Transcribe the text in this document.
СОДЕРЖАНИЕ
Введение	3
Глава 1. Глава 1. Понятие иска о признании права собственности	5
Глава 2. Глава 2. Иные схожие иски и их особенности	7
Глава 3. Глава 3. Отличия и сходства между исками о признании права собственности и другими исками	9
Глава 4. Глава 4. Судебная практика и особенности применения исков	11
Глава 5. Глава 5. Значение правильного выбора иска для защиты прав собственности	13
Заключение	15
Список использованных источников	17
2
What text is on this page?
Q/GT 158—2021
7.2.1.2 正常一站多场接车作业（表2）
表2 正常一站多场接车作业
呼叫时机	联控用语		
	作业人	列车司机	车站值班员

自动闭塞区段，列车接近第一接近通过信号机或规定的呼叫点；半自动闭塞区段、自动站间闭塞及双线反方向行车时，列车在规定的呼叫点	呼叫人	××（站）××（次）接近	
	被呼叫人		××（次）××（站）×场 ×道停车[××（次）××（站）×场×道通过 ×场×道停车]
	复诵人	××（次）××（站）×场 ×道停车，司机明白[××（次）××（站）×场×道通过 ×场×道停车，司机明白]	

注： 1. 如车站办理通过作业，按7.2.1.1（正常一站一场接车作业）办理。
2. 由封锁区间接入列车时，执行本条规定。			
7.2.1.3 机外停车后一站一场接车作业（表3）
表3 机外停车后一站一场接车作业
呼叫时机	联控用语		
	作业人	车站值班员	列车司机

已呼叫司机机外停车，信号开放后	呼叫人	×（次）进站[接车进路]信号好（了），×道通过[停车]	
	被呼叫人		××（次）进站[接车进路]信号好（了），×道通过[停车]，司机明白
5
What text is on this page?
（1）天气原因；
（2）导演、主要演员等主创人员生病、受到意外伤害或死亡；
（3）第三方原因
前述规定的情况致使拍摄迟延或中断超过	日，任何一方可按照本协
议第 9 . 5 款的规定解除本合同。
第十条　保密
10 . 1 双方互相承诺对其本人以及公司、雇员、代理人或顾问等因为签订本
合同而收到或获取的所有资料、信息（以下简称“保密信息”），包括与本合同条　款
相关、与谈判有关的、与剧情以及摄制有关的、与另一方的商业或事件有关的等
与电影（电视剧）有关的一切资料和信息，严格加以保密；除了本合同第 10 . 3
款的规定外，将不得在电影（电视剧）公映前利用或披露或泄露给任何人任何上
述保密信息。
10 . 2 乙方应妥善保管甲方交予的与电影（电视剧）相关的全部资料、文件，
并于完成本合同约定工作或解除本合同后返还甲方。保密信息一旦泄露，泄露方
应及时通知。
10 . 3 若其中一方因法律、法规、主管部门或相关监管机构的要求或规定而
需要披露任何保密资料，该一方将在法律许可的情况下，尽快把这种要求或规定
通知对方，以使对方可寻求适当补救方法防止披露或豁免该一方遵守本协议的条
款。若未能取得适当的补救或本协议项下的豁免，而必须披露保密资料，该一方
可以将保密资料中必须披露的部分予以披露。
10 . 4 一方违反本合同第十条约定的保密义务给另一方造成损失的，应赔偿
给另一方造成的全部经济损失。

-.-.-

> [Exercise goal]: Go through the material and copy out every line with "собственности" in it.

> [Result]:
Глава 1. Глава 1. Понятие иска о признании права собственности	5
Глава 3. Глава 3. Отличия и сходства между исками о признании права собственности и другими исками	9
Глава 5. Глава 5. Значение правильного выбора иска для защиты прав собственности	13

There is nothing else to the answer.